◆ TASK BRIEF
Check every line of the material below for the string "Análise", and return the ones that have it.
** begin DATA PROVIDED **
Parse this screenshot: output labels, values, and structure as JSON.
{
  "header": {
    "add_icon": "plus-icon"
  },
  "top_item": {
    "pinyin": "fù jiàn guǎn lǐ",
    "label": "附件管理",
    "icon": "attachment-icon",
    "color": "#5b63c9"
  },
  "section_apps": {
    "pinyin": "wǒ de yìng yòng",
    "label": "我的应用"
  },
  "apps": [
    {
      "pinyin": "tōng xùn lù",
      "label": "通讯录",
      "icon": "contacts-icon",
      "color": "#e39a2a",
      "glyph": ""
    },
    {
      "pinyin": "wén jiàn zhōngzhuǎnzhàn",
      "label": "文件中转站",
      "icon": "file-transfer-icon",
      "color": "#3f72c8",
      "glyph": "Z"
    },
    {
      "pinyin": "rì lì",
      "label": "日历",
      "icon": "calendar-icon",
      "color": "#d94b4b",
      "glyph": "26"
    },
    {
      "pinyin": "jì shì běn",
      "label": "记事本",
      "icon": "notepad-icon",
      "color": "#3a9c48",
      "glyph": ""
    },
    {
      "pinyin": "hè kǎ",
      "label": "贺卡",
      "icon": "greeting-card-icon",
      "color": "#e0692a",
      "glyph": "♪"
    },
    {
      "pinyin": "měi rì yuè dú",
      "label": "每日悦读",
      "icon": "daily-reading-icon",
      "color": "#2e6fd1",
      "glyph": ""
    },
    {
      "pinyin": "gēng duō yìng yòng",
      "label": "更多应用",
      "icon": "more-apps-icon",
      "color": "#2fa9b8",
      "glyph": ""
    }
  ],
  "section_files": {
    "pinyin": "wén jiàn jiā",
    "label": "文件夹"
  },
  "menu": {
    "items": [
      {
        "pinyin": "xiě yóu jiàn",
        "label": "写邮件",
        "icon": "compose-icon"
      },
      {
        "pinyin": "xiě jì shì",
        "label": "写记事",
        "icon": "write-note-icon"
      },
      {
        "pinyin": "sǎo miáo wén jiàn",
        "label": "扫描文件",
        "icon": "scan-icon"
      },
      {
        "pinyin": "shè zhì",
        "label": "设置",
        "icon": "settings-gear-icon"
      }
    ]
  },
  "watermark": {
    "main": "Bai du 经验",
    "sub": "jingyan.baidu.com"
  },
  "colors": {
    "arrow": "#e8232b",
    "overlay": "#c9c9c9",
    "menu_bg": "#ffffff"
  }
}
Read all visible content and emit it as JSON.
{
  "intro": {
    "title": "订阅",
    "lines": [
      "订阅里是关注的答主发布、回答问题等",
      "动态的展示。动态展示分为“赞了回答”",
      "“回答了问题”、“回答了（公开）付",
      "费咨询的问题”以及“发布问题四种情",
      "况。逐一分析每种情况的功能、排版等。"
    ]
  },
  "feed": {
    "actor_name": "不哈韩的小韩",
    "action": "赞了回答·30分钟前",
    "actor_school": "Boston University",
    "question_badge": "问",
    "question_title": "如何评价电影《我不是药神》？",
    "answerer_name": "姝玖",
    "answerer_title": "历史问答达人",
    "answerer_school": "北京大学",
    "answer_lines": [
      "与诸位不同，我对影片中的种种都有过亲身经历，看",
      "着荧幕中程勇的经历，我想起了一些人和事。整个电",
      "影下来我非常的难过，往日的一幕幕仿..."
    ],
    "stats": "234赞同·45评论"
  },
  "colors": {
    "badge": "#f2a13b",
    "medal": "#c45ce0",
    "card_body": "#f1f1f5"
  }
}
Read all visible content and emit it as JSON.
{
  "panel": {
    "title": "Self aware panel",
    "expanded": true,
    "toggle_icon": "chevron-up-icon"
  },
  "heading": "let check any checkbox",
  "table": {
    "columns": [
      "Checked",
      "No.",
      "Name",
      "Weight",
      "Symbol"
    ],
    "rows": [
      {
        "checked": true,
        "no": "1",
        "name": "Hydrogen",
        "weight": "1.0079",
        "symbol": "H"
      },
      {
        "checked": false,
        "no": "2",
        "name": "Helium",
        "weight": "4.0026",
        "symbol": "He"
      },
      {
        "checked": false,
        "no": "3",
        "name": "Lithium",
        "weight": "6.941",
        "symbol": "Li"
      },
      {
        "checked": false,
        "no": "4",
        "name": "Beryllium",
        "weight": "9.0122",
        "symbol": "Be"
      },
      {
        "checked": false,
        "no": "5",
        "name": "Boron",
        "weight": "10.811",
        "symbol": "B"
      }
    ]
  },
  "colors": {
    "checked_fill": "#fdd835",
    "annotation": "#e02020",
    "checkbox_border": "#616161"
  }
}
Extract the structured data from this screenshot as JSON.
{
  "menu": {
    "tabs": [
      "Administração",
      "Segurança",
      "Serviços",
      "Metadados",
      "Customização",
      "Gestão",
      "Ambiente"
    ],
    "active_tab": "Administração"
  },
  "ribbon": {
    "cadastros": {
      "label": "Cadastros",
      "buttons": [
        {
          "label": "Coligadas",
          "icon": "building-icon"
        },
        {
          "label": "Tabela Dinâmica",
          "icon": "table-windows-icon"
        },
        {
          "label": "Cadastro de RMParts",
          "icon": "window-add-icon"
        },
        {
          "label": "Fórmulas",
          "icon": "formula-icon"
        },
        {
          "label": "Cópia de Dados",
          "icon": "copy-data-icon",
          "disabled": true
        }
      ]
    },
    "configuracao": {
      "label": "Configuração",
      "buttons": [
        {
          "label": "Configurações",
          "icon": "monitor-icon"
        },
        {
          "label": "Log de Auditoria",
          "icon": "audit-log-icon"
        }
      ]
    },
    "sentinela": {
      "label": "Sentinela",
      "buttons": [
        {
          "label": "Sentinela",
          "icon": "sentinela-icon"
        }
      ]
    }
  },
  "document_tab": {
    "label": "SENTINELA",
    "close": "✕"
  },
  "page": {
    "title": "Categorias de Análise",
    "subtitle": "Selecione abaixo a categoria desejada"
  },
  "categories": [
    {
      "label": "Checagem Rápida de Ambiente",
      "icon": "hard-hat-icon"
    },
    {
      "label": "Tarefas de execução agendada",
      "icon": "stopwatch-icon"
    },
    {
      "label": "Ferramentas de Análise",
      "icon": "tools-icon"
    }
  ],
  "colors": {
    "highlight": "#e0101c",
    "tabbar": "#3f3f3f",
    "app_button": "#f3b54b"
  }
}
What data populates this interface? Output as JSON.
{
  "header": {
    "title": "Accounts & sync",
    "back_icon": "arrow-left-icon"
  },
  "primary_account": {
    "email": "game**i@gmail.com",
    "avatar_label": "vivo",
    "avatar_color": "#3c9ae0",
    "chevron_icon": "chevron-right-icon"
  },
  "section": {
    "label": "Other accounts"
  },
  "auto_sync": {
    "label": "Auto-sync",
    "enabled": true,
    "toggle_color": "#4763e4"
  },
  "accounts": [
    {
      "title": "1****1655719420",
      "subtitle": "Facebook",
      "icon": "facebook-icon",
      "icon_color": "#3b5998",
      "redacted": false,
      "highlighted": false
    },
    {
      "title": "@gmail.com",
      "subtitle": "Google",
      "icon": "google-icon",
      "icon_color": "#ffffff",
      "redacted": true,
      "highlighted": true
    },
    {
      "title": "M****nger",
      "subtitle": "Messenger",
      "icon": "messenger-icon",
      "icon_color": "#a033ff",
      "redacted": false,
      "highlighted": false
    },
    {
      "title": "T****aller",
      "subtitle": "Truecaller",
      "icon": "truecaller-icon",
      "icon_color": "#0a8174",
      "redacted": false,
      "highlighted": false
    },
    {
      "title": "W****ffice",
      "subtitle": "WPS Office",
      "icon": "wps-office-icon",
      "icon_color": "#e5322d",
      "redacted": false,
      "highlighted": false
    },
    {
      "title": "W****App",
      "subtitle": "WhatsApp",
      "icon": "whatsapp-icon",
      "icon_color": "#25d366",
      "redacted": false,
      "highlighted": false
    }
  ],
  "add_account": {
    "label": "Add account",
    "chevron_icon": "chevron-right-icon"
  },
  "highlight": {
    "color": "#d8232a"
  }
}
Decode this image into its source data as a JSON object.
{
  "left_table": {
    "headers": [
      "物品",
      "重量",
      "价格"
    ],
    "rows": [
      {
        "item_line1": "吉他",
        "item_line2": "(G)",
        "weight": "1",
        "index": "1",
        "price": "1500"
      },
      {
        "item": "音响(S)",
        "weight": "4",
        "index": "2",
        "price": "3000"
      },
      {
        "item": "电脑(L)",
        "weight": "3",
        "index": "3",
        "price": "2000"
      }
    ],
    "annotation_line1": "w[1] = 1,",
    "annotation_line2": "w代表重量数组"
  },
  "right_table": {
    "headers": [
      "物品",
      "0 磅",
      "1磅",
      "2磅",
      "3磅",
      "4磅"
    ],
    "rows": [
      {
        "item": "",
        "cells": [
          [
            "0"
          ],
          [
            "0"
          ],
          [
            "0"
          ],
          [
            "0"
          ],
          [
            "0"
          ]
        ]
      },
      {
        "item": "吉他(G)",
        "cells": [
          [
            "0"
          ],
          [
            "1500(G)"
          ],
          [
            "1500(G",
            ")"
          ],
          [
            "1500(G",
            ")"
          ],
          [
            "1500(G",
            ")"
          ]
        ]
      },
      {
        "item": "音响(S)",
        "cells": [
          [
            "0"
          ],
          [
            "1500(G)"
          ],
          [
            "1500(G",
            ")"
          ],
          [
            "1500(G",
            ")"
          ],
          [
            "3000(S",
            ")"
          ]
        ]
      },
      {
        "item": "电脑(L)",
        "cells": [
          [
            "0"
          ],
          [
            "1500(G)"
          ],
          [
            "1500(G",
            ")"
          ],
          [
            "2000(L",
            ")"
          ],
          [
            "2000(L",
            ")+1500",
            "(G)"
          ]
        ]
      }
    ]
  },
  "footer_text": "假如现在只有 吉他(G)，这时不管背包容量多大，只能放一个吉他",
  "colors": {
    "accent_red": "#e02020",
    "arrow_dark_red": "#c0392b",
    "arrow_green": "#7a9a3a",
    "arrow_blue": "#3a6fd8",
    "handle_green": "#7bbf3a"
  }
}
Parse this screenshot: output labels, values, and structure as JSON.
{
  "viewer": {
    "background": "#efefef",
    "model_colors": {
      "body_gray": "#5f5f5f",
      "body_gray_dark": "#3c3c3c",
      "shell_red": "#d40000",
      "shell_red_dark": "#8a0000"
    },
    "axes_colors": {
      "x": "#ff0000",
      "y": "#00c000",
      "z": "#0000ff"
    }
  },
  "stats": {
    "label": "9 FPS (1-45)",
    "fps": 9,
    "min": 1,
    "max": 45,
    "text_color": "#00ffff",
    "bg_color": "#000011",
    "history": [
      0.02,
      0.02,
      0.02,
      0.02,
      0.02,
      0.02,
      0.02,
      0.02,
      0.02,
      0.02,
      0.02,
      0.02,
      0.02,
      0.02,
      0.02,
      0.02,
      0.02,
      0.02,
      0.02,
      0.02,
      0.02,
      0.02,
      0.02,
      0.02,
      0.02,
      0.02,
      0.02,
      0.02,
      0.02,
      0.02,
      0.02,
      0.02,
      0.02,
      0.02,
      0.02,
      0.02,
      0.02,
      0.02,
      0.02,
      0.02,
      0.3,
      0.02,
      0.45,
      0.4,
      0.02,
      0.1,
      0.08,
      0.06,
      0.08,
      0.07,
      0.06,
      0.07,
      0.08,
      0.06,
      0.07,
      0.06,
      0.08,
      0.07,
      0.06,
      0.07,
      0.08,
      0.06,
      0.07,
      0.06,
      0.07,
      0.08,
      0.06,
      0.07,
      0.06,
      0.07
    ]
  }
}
** end DATA PROVIDED **
◆ WRITTEN RESPONSE
    "title": "Categorias de Análise",
      "label": "Ferramentas de Análise",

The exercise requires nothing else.